> EXERCISE GOAL: Return a copy of every line in the records that includes the word "categorization".

(Figure content listings)
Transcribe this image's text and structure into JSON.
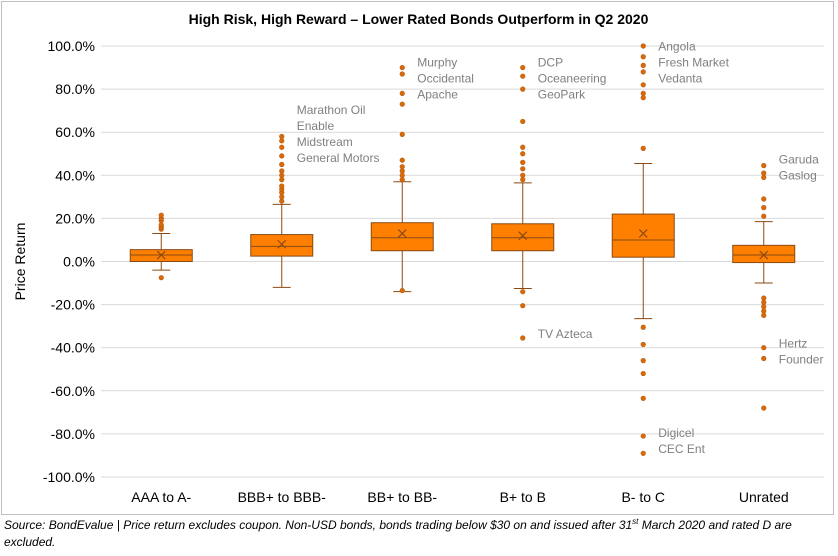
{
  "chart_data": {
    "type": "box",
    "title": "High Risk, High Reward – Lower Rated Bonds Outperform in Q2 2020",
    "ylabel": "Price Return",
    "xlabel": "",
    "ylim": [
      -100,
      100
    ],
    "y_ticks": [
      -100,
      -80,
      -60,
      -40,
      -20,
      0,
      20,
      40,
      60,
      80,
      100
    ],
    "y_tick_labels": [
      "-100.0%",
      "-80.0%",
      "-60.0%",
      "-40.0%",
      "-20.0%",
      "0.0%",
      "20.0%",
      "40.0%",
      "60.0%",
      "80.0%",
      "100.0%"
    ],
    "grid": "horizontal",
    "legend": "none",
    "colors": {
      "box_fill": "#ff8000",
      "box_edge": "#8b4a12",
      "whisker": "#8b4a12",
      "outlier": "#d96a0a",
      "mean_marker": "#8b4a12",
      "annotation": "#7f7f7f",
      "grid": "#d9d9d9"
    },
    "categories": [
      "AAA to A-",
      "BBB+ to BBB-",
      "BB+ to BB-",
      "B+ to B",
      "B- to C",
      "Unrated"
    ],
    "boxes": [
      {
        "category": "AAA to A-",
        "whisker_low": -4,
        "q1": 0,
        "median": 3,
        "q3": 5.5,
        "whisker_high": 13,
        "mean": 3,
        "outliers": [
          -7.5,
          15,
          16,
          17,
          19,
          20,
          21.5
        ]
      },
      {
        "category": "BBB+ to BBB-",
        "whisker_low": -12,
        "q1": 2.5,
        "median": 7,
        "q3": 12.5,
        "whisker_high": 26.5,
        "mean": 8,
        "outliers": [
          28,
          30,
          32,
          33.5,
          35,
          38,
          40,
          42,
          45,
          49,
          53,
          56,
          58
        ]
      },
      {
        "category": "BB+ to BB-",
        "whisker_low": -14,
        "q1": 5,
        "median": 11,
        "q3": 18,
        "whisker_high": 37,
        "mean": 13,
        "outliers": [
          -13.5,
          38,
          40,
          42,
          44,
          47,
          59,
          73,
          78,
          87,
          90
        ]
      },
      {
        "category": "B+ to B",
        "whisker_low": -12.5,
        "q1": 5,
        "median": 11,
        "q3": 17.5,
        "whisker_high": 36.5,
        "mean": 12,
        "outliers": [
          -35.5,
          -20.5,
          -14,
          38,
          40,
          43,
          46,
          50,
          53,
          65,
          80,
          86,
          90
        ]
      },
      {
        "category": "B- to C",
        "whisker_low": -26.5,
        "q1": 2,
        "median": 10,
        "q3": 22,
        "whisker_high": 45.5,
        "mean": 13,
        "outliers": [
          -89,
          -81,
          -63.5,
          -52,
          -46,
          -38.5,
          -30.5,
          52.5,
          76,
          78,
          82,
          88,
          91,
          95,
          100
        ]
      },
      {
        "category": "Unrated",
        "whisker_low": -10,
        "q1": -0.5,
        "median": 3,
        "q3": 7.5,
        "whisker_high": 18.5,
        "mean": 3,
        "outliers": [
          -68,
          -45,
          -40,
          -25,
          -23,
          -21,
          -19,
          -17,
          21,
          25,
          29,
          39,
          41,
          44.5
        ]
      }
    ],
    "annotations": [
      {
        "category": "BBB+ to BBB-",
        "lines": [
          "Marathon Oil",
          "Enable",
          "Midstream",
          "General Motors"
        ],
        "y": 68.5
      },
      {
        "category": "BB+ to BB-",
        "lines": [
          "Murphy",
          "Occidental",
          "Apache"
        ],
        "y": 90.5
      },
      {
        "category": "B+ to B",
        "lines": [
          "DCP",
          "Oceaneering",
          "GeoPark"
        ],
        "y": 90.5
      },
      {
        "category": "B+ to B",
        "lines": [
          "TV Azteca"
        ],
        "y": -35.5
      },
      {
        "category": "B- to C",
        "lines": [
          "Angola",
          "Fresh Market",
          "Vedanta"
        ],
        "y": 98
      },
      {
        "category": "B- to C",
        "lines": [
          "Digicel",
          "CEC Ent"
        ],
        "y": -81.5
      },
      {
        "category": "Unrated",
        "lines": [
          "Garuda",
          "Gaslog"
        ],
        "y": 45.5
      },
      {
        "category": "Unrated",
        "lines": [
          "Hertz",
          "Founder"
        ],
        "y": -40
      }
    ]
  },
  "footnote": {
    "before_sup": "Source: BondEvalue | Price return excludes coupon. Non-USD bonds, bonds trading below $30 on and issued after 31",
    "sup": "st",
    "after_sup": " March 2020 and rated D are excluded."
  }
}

---

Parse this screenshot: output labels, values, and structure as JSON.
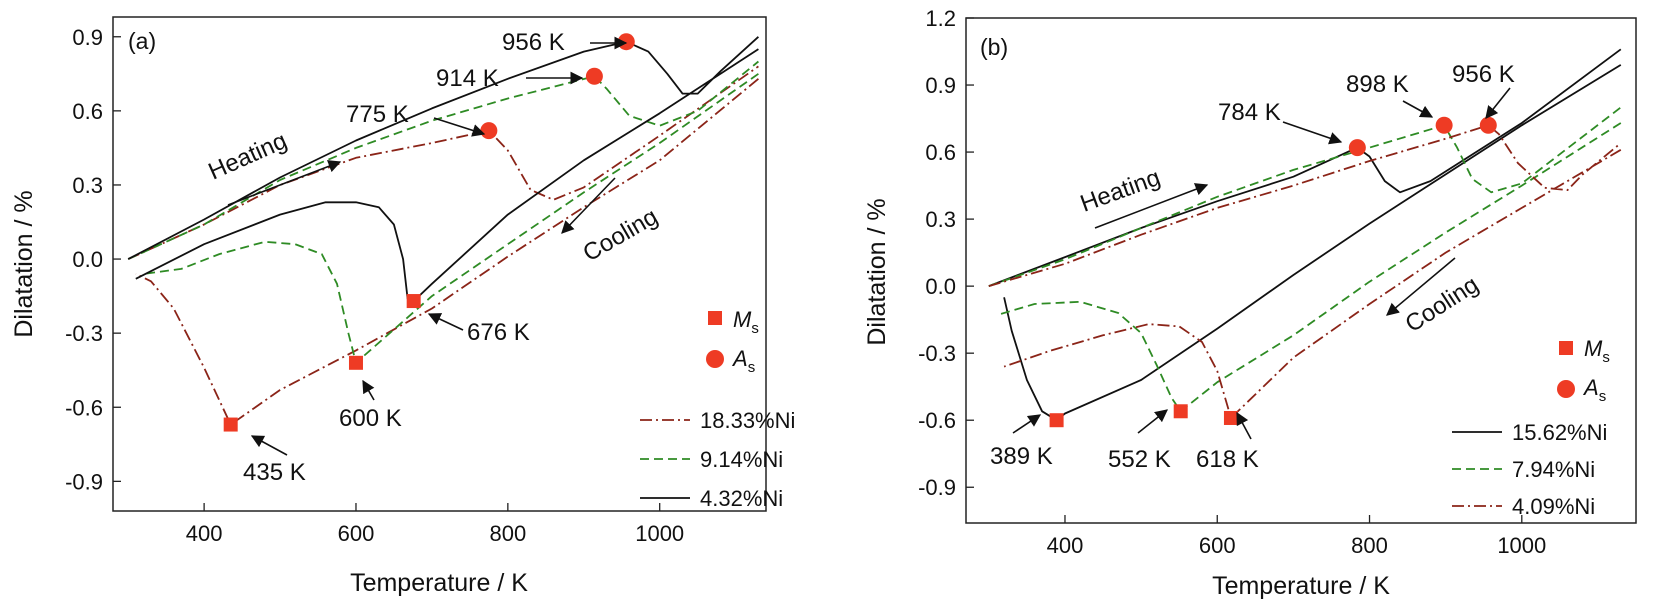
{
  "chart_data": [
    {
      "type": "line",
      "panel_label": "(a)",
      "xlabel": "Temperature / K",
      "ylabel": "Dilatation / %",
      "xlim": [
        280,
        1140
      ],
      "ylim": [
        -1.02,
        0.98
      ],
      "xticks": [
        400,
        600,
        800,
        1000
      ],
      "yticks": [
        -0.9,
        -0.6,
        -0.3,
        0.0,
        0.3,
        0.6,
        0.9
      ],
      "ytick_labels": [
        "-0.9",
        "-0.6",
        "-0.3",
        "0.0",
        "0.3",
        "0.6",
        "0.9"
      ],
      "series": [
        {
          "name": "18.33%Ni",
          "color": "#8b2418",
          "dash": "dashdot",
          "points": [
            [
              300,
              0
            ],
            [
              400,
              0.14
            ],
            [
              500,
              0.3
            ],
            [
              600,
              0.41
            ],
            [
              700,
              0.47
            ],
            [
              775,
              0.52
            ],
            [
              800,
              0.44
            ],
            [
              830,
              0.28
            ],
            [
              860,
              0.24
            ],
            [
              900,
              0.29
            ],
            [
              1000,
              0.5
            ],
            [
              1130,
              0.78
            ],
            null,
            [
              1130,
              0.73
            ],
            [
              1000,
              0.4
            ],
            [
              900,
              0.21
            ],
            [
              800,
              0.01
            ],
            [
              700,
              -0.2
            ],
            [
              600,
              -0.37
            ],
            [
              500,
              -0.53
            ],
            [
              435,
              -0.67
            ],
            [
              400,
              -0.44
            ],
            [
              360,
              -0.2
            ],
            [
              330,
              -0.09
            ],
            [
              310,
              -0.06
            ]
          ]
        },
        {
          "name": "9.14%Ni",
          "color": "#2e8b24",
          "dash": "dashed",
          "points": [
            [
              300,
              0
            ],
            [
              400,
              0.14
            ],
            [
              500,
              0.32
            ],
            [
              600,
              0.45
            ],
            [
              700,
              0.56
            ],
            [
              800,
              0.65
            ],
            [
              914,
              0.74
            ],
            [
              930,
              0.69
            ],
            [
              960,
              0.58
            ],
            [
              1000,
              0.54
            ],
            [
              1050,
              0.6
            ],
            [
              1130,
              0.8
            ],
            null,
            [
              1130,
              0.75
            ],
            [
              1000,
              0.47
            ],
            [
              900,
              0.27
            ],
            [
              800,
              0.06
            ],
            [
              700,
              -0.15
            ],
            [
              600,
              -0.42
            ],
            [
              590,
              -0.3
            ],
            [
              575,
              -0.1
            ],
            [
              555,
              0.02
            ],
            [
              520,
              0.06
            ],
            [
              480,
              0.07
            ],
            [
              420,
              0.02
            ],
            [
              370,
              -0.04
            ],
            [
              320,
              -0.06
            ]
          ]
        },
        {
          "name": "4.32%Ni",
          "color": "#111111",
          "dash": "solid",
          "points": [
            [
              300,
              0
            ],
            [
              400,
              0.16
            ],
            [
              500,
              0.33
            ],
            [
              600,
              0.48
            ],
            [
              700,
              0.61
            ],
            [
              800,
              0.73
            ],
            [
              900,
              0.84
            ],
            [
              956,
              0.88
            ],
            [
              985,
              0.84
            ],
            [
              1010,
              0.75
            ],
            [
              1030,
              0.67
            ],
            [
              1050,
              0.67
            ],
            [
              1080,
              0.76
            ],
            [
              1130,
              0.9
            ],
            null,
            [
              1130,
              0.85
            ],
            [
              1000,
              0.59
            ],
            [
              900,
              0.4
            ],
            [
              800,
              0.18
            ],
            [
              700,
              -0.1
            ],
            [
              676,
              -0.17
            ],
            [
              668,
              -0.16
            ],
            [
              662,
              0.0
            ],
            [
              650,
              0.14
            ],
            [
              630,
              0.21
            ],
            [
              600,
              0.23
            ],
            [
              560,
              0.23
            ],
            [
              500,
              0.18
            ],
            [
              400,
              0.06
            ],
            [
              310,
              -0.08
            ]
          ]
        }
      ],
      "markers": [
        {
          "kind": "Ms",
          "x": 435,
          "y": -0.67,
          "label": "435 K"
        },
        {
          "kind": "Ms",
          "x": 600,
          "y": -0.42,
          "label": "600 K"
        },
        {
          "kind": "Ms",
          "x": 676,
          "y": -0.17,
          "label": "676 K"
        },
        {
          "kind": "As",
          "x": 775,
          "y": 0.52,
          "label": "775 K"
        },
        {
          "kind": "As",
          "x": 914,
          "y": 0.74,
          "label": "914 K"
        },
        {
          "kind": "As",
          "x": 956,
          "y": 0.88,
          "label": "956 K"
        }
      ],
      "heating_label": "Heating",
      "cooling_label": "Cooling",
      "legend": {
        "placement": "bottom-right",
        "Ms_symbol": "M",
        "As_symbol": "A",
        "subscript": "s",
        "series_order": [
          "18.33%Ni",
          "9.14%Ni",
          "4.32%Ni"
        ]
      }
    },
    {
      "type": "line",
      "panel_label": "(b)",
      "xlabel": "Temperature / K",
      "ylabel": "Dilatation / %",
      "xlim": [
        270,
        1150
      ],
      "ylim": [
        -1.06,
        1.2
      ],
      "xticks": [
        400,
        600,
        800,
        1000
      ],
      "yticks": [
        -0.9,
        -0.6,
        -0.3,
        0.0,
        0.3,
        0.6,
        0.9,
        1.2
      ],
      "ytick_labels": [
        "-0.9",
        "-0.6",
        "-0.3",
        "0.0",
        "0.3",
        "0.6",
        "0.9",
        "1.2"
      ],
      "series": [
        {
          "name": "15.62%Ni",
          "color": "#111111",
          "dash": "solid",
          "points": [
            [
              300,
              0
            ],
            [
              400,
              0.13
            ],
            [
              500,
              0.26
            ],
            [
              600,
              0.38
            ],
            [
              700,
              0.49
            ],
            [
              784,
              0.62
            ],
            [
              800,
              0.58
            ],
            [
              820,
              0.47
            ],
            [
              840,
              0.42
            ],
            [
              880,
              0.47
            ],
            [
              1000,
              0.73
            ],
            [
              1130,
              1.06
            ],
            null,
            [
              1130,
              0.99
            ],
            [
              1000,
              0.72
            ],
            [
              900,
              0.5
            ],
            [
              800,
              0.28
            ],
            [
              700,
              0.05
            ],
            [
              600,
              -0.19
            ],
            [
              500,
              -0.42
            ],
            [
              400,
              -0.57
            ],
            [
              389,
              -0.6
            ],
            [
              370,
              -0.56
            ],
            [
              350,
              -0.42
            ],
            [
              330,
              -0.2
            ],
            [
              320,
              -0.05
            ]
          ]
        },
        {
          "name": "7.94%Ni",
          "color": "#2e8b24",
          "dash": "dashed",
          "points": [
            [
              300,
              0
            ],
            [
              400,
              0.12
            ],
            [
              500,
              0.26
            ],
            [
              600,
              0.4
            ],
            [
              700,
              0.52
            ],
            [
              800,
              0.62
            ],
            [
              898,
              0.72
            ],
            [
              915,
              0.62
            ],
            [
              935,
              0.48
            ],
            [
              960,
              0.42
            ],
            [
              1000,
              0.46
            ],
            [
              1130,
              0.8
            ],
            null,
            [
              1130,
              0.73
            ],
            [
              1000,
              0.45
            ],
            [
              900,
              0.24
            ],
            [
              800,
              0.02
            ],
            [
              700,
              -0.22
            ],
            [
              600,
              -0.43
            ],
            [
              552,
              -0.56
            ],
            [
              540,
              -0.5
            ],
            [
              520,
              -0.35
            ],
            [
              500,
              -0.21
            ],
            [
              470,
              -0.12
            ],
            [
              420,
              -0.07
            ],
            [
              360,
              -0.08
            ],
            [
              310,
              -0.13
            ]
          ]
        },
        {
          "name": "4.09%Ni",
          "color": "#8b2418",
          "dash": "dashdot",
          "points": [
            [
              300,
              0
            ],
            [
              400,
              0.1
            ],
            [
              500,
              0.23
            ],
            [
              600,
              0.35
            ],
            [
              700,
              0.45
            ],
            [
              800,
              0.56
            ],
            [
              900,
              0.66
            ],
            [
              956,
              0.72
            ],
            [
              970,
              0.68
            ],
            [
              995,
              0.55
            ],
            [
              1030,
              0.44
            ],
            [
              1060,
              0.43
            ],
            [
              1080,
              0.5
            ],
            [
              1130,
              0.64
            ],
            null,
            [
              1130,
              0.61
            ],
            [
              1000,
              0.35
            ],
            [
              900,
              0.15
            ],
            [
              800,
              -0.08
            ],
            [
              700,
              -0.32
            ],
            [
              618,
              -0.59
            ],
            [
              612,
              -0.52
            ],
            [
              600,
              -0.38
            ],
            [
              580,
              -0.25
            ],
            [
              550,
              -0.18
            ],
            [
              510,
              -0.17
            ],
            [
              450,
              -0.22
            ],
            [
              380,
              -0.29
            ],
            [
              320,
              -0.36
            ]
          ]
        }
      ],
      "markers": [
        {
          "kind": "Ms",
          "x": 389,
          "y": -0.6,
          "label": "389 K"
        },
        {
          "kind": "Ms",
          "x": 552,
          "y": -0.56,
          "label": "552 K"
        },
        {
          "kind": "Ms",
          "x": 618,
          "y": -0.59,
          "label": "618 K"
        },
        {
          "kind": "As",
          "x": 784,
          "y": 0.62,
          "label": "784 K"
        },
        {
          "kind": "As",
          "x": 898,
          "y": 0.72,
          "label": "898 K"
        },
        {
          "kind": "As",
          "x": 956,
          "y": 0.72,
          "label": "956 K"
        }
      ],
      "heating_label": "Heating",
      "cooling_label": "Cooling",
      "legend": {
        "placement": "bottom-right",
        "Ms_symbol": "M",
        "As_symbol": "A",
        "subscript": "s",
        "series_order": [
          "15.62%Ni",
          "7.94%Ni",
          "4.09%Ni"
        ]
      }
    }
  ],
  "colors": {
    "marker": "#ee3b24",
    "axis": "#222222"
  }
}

...

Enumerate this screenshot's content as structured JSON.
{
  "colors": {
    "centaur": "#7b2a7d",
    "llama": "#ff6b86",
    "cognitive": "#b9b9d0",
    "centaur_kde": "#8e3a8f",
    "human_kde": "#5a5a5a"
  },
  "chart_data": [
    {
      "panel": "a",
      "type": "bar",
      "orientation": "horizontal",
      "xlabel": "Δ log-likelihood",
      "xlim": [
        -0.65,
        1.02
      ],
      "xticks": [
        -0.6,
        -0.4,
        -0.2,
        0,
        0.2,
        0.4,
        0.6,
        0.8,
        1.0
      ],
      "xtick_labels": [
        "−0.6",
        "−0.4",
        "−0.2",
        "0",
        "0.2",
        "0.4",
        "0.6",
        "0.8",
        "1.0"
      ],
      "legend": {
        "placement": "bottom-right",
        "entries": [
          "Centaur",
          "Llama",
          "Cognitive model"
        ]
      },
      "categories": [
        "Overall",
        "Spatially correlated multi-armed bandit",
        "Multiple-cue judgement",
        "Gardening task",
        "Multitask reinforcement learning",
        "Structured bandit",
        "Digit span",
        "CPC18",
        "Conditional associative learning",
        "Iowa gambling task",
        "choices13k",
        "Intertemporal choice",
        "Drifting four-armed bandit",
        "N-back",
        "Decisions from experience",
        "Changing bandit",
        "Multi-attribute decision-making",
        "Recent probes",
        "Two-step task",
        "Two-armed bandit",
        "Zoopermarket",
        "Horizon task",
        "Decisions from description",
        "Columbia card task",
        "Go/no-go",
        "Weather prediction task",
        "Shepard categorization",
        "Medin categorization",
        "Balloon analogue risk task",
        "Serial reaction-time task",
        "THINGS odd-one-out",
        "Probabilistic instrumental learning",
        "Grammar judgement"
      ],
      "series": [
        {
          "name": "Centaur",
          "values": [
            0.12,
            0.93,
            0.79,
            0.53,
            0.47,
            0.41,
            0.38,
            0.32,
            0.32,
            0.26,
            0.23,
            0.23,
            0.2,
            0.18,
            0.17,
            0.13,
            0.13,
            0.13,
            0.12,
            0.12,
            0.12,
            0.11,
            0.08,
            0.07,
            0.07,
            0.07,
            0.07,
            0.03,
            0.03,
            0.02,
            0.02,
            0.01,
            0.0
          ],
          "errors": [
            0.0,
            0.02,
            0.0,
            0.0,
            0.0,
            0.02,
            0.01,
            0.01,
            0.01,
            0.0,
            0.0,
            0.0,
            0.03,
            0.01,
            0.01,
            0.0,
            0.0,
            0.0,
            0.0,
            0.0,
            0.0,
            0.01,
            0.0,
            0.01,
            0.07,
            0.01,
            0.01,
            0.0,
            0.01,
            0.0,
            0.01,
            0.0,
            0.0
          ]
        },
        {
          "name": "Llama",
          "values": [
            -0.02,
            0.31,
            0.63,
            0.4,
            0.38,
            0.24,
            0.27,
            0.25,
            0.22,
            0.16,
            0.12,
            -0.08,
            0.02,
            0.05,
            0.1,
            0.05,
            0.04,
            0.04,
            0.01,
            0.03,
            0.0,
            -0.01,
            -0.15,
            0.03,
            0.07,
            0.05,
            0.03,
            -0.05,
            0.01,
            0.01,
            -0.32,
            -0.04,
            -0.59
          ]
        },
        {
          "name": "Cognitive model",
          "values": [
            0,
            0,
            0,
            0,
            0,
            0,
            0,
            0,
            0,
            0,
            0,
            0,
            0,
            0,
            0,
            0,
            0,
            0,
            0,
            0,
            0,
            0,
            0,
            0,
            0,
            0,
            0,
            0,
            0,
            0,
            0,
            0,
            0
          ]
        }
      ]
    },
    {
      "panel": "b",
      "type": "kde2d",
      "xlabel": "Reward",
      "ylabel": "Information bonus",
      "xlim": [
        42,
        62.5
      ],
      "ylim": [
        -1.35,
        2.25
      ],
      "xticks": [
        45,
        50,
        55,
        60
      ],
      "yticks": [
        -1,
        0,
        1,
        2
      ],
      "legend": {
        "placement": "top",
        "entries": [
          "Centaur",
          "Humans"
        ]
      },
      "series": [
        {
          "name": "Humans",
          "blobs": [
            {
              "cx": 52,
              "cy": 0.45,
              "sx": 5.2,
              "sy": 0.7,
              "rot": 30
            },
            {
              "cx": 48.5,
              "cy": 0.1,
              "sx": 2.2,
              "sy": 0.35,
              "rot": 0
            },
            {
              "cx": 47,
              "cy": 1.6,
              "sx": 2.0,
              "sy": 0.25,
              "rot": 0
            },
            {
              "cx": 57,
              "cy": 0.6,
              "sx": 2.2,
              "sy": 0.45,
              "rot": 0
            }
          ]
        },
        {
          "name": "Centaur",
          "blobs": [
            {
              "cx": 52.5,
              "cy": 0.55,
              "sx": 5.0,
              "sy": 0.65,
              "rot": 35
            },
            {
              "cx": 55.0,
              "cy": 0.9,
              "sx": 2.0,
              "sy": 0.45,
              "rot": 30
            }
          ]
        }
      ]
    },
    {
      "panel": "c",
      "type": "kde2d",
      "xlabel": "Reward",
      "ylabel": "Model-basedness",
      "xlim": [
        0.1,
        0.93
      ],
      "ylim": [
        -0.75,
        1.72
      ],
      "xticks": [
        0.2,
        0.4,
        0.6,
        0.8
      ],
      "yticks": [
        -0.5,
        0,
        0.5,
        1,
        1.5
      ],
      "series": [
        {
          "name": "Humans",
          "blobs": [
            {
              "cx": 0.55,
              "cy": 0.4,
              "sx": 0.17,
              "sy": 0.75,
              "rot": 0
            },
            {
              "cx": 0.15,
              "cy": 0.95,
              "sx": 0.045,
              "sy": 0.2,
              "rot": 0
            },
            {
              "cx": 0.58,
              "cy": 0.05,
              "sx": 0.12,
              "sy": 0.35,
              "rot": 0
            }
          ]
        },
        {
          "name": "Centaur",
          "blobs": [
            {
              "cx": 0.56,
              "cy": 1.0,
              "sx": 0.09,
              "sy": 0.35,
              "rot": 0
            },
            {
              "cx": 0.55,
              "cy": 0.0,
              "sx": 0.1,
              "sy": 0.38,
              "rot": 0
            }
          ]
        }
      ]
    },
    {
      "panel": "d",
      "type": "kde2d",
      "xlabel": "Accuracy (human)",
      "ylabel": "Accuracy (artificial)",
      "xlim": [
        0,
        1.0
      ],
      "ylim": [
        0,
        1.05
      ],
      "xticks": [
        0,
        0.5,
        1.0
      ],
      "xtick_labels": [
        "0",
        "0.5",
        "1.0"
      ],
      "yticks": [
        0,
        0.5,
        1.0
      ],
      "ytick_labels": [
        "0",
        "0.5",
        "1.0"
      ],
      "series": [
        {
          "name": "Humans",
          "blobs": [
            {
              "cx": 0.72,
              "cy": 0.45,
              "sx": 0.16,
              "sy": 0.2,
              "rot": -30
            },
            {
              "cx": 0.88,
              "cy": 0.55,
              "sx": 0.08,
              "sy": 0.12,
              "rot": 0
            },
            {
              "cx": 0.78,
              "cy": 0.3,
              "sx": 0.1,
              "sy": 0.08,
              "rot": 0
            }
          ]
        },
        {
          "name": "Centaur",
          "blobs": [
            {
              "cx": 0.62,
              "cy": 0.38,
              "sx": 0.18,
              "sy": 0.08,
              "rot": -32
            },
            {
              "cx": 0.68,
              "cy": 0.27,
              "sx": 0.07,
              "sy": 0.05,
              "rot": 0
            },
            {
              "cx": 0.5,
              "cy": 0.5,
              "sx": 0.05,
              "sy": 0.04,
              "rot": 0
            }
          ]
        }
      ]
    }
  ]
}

> WRITTEN RESPONSE:
        "Shepard categorization",
        "Medin categorization",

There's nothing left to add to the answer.